- [Entries]
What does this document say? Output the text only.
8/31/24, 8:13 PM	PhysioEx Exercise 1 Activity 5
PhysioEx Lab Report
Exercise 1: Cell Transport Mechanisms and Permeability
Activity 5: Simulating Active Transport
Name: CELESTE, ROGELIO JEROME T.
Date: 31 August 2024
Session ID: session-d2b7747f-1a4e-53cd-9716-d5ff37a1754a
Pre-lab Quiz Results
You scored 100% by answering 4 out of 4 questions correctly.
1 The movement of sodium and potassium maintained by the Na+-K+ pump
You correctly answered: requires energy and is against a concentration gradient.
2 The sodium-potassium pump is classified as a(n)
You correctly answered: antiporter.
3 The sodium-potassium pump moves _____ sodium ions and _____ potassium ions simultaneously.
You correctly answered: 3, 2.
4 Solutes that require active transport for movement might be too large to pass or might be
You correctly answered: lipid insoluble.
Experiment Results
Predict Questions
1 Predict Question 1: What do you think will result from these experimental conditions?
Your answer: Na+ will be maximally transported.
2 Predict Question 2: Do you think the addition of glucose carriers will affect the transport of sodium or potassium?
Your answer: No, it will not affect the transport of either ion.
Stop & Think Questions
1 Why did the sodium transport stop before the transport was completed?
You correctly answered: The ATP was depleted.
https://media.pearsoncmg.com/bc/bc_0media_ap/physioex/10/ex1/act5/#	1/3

- [Required work] Find the word "correctly" in the entries above and gather every line that holds it.

- [Problem solution]
You scored 100% by answering 4 out of 4 questions correctly.
You correctly answered: requires energy and is against a concentration gradient.
You correctly answered: antiporter.
You correctly answered: 3, 2.
You correctly answered: lipid insoluble.
You correctly answered: The ATP was depleted.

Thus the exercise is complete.